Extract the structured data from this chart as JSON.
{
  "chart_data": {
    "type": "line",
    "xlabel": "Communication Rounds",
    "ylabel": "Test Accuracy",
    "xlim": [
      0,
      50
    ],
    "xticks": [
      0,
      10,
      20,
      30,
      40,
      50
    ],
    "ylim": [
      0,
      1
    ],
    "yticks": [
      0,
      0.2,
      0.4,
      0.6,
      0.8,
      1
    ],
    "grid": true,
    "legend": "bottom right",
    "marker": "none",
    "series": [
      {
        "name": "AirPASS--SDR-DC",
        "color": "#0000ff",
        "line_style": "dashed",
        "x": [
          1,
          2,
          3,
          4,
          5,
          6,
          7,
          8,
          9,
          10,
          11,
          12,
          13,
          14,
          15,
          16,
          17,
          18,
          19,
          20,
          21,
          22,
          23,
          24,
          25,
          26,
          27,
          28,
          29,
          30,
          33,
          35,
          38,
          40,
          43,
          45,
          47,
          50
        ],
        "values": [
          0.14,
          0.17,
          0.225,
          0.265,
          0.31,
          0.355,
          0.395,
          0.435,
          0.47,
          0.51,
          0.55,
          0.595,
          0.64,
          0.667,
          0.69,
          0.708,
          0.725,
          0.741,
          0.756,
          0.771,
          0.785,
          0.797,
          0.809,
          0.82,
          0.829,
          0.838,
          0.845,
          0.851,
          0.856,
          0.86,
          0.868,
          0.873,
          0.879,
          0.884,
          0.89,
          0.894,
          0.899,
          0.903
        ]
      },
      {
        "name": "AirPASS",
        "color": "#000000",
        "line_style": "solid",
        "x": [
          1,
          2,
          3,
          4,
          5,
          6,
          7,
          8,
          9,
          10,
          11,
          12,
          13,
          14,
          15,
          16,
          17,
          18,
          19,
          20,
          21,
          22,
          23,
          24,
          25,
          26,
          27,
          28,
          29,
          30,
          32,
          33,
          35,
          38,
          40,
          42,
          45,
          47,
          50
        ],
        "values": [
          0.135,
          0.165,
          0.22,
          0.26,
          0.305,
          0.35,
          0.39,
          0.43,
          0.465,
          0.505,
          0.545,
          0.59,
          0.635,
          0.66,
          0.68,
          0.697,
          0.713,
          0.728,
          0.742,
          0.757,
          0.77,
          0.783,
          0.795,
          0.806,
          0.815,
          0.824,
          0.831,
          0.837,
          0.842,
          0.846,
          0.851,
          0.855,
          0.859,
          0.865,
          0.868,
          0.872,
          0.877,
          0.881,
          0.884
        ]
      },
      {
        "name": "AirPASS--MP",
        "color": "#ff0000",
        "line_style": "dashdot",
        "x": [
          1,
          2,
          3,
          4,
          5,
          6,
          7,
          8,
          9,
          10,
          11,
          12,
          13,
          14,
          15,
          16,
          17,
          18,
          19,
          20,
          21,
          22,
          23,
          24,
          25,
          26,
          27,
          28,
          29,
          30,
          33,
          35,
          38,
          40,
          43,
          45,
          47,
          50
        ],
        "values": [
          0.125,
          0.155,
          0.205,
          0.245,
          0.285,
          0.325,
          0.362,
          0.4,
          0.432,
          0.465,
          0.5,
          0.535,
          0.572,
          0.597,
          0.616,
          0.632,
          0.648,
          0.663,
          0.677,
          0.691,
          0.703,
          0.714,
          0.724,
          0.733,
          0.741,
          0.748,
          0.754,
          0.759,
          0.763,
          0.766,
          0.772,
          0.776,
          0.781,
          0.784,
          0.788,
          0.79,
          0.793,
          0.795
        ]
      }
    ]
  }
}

Stated problem
Reproduce the records above exactly as they appear.

Full solution
Extract the structured data from this chart as JSON.
{
  "chart_data": {
    "type": "line",
    "xlabel": "Communication Rounds",
    "ylabel": "Test Accuracy",
    "xlim": [
      0,
      50
    ],
    "xticks": [
      0,
      10,
      20,
      30,
      40,
      50
    ],
    "ylim": [
      0,
      1
    ],
    "yticks": [
      0,
      0.2,
      0.4,
      0.6,
      0.8,
      1
    ],
    "grid": true,
    "legend": "bottom right",
    "marker": "none",
    "series": [
      {
        "name": "AirPASS--SDR-DC",
        "color": "#0000ff",
        "line_style": "dashed",
        "x": [
          1,
          2,
          3,
          4,
          5,
          6,
          7,
          8,
          9,
          10,
          11,
          12,
          13,
          14,
          15,
          16,
          17,
          18,
          19,
          20,
          21,
          22,
          23,
          24,
          25,
          26,
          27,
          28,
          29,
          30,
          33,
          35,
          38,
          40,
          43,
          45,
          47,
          50
        ],
        "values": [
          0.14,
          0.17,
          0.225,
          0.265,
          0.31,
          0.355,
          0.395,
          0.435,
          0.47,
          0.51,
          0.55,
          0.595,
          0.64,
          0.667,
          0.69,
          0.708,
          0.725,
          0.741,
          0.756,
          0.771,
          0.785,
          0.797,
          0.809,
          0.82,
          0.829,
          0.838,
          0.845,
          0.851,
          0.856,
          0.86,
          0.868,
          0.873,
          0.879,
          0.884,
          0.89,
          0.894,
          0.899,
          0.903
        ]
      },
      {
        "name": "AirPASS",
        "color": "#000000",
        "line_style": "solid",
        "x": [
          1,
          2,
          3,
          4,
          5,
          6,
          7,
          8,
          9,
          10,
          11,
          12,
          13,
          14,
          15,
          16,
          17,
          18,
          19,
          20,
          21,
          22,
          23,
          24,
          25,
          26,
          27,
          28,
          29,
          30,
          32,
          33,
          35,
          38,
          40,
          42,
          45,
          47,
          50
        ],
        "values": [
          0.135,
          0.165,
          0.22,
          0.26,
          0.305,
          0.35,
          0.39,
          0.43,
          0.465,
          0.505,
          0.545,
          0.59,
          0.635,
          0.66,
          0.68,
          0.697,
          0.713,
          0.728,
          0.742,
          0.757,
          0.77,
          0.783,
          0.795,
          0.806,
          0.815,
          0.824,
          0.831,
          0.837,
          0.842,
          0.846,
          0.851,
          0.855,
          0.859,
          0.865,
          0.868,
          0.872,
          0.877,
          0.881,
          0.884
        ]
      },
      {
        "name": "AirPASS--MP",
        "color": "#ff0000",
        "line_style": "dashdot",
        "x": [
          1,
          2,
          3,
          4,
          5,
          6,
          7,
          8,
          9,
          10,
          11,
          12,
          13,
          14,
          15,
          16,
          17,
          18,
          19,
          20,
          21,
          22,
          23,
          24,
          25,
          26,
          27,
          28,
          29,
          30,
          33,
          35,
          38,
          40,
          43,
          45,
          47,
          50
        ],
        "values": [
          0.125,
          0.155,
          0.205,
          0.245,
          0.285,
          0.325,
          0.362,
          0.4,
          0.432,
          0.465,
          0.5,
          0.535,
          0.572,
          0.597,
          0.616,
          0.632,
          0.648,
          0.663,
          0.677,
          0.691,
          0.703,
          0.714,
          0.724,
          0.733,
          0.741,
          0.748,
          0.754,
          0.759,
          0.763,
          0.766,
          0.772,
          0.776,
          0.781,
          0.784,
          0.788,
          0.79,
          0.793,
          0.795
        ]
      }
    ]
  }
}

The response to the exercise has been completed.